* _To do_: Report all lines holding "Sheep".

■ ■ ■

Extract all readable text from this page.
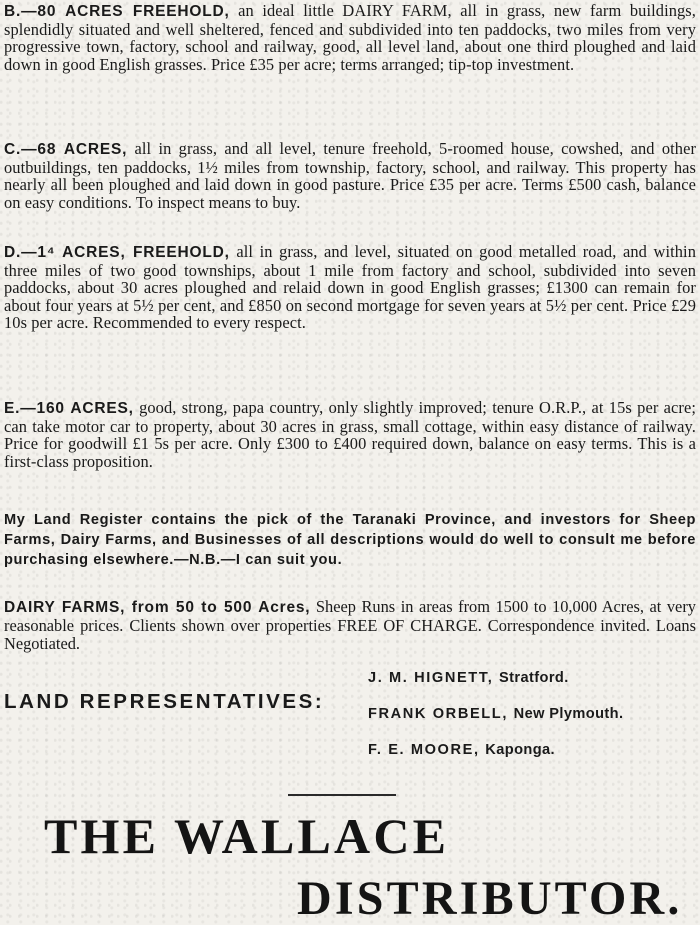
B.—80 ACRES FREEHOLD, an ideal little DAIRY FARM, all in grass, new farm buildings, splendidly situated and well sheltered, fenced and subdivided into ten paddocks, two miles from very progressive town, factory, school and railway, good, all level land, about one third ploughed and laid down in good English grasses. Price £35 per acre; terms arranged; tip-top investment.
C.—68 ACRES, all in grass, and all level, tenure freehold, 5-roomed house, cowshed, and other outbuildings, ten paddocks, 1½ miles from township, factory, school, and railway. This property has nearly all been ploughed and laid down in good pasture. Price £35 per acre. Terms £500 cash, balance on easy conditions. To inspect means to buy.
D.—1⁴ ACRES, FREEHOLD, all in grass, and level, situated on good metalled road, and within three miles of two good townships, about 1 mile from factory and school, subdivided into seven paddocks, about 30 acres ploughed and relaid down in good English grasses; £1300 can remain for about four years at 5½ per cent, and £850 on second mortgage for seven years at 5½ per cent. Price £29 10s per acre. Recommended to every respect.
E.—160 ACRES, good, strong, papa country, only slightly improved; tenure O.R.P., at 15s per acre; can take motor car to property, about 30 acres in grass, small cottage, within easy distance of railway. Price for goodwill £1 5s per acre. Only £300 to £400 required down, balance on easy terms. This is a first-class proposition.
My Land Register contains the pick of the Taranaki Province, and investors for Sheep Farms, Dairy Farms, and Businesses of all descriptions would do well to consult me before purchasing elsewhere.—N.B.—I can suit you.
DAIRY FARMS, from 50 to 500 Acres, Sheep Runs in areas from 1500 to 10,000 Acres, at very reasonable prices. Clients shown over properties FREE OF CHARGE. Correspondence invited. Loans Negotiated.
LAND REPRESENTATIVES:
J. M. HIGNETT, Stratford.
FRANK ORBELL, New Plymouth.
F. E. MOORE, Kaponga.
THE WALLACE
DISTRIBUTOR.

■ ■ ■

* _The answer_:
My Land Register contains the pick of the Taranaki Province, and investors for Sheep Farms, Dairy Farms, and Businesses of all descriptions would do well to consult me before purchasing elsewhere.—N.B.—I can suit you.
DAIRY FARMS, from 50 to 500 Acres, Sheep Runs in areas from 1500 to 10,000 Acres, at very reasonable prices. Clients shown over properties FREE OF CHARGE. Correspondence invited. Loans Negotiated.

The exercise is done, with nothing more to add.